SELECTED TEXT.
+ + +
Rev. Ken Kovacs preaches to the congregation at Catonsville Presbyterian Church

Sermons

Learning Humility

July 9, 2023

Readings: Matthew 11:25-30

These familiar words of Jesus have a way of calming our spirits; they have a comforting rhythm and flow to them. Just hearing them seems to offer rest. “Come to me, all you that are weary and carrying heavy burdens, and I will give you rest. Take my yoke upon you, and learn from me; for I am gentle and humble in heart, and you will find rest for your souls. For my yoke is easy, and my burden is light” (Matthew 11:30).

Familiar, comforting words. I wonder, though, if the invitation to cast off our heavy burdens and exchange them for rest distracts us from what Jesus asks of us. I wonder if these words, lulling us toward “rest,” pulled by a desire for “easy” and “light,” distract us from what Jesus is calling us to take on. “Take my yoke upon you, and learn from me.” Jesus isn’t removing all yokes from us. He’s inviting us to take on his. And the yoke that he’s asking us to take on is all we need to know and to learn in the school of Jesus.

Now, anyone listening to Jesus or reading Matthew’s gospel later would have understood Jesus’ use of the word “yoke.” Rabbis, teachers in the First Century, especially in Galilee, invited people to keep Torah, the Law of Moses. And this was called taking on “the yoke of Torah” or “the yoke of the kingdom of heaven.” Having achieved the highest level of education, rabbis were given the authority to teach and the authority (s’mikhah) to offer new interpretations or yokes. Each rabbi had a school of disciples around him. Jesus is a rabbi with his own yoke, his own interpretation. The most advanced students desired to study with a rabbi, which often meant leaving home and traveling for a season and going from synagogue to synagogue following that rabbi. These students were called talmidim, which we translate as disciples. A disciple (talmid) was more than a student, who went to school for a period of time, going through training, passing a test, “graduating,” and moving on. Instead, a disciple wants to become like the teacher and become who and what the teacher is. Disciples were passionately devoted to their rabbi. In time, they would become rabbis and then pass on all they had learned. And Jesus is using this same model of learning. He is the rabbi, the teacher. He invited people to follow his way, to take on his yoke, to become part of his school. And he chose the people for his school because they had the ability and the commitment to learn. He chose them because they were teachable, because he believed in them, and trusted them to embody his teaching and way. [1]

You see, Jesus invites us to learn from him, to be yoked to him so that we can do what he does—that is, teach the good news and embody the way of God, this kingdom, in the world today. He invites us to learn. And he calls you and me and trusts us because Jesus believes we’re indeed teachable. We are teachable, and this is important for us to know because Jesus knows we still have so much to learn.
+ + +
WRITTEN TASKS.
(A) According to the sermon, what were the most advanced students who followed a rabbi called?
(B) Quote the part of the sermon that opens with the words containing "You see, Jesus" and closes with "much to learn.".

Element-and-box listings.
+ + +
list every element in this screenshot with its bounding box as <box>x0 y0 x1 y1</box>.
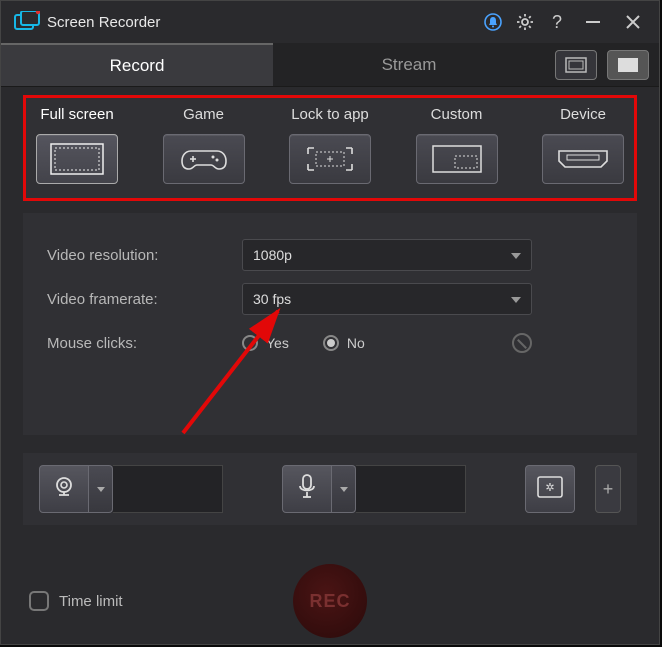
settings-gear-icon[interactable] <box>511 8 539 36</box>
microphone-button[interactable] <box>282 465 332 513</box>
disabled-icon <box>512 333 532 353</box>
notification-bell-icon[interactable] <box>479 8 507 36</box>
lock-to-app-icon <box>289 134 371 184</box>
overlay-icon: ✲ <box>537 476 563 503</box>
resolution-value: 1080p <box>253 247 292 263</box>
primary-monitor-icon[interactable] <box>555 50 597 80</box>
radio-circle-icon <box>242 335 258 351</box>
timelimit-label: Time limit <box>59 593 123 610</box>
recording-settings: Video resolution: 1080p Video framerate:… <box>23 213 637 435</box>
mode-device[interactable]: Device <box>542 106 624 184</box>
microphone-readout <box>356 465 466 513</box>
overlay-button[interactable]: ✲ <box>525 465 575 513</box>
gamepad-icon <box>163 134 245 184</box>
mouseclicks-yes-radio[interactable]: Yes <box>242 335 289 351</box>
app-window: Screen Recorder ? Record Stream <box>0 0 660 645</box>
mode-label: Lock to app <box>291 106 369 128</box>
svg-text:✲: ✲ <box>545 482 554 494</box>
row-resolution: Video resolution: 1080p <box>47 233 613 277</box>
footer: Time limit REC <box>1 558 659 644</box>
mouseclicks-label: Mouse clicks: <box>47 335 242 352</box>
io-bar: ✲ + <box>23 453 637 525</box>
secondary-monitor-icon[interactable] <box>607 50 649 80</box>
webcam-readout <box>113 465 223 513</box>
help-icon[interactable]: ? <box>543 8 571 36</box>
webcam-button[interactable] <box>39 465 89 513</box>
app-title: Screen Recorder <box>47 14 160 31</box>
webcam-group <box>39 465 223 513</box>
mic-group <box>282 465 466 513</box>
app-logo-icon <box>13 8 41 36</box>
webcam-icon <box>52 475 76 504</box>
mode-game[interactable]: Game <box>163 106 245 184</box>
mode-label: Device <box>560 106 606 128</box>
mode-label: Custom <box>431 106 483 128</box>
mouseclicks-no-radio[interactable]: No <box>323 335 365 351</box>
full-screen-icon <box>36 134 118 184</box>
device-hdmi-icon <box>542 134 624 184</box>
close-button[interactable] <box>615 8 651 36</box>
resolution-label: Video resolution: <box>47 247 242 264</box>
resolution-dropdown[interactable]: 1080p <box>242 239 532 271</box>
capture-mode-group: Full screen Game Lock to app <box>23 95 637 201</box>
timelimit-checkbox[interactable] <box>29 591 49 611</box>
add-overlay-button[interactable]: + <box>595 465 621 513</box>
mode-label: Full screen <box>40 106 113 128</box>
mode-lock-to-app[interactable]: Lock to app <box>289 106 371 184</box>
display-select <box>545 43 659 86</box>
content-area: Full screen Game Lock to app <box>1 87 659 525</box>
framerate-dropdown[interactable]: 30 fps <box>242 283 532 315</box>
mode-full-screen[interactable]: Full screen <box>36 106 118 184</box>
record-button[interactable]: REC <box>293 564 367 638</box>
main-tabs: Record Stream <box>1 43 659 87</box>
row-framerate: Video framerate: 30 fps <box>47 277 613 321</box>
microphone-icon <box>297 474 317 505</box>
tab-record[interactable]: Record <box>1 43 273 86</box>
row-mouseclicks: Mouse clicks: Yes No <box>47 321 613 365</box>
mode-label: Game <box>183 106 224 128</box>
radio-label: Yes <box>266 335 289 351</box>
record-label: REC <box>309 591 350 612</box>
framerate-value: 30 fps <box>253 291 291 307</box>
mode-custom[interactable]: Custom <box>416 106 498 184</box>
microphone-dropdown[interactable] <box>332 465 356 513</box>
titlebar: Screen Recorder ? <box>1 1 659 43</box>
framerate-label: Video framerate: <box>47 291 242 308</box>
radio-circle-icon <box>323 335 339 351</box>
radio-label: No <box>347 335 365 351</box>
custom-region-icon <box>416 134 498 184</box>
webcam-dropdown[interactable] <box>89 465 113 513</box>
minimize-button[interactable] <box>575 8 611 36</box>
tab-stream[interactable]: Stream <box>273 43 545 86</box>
+ + +
TASK RESULTS.
(A) They were called talmidim, which is translated as disciples.

(B)
You see, Jesus invites us to learn from him, to be yoked to him so that we can do what he does—that is, teach the good news and embody the way of God, this kingdom, in the world today. He invites us to learn. And he calls you and me and trusts us because Jesus believes we’re indeed teachable. We are teachable, and this is important for us to know because Jesus knows we still have so much to learn.